● **Dataset content**
--- START ---

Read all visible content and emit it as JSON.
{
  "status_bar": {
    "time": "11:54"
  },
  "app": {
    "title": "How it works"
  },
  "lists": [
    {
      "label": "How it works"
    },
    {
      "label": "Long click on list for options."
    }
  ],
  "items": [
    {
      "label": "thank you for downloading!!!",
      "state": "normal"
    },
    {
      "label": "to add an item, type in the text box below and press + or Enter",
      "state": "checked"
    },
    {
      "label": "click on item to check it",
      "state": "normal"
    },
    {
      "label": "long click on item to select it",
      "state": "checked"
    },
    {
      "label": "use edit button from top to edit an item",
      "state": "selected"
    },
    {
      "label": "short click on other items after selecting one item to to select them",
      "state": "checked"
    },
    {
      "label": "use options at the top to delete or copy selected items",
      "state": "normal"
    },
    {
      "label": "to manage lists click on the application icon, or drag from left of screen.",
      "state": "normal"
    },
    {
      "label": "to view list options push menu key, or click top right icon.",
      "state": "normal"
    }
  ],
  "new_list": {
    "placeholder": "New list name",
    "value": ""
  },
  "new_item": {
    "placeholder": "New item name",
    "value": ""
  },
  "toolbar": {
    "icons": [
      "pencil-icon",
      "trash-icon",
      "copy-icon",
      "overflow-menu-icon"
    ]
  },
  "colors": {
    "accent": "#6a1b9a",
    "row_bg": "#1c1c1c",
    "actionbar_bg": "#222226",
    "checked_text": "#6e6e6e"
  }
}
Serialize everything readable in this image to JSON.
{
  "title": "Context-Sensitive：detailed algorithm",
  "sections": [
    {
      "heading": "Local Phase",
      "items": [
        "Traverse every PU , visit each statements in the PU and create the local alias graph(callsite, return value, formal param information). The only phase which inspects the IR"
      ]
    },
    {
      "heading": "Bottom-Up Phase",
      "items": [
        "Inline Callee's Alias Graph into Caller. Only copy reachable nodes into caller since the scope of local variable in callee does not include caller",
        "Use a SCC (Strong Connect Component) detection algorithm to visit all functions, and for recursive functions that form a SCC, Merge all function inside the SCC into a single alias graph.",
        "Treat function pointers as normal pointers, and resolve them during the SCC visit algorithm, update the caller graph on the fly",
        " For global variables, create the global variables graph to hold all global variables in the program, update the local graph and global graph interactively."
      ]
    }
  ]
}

--- END ---

Within the listing above, find every line containing the string "options" and return it.

      "label": "Long click on list for options."
      "label": "use options at the top to delete or copy selected items",
      "label": "to view list options push menu key, or click top right icon.",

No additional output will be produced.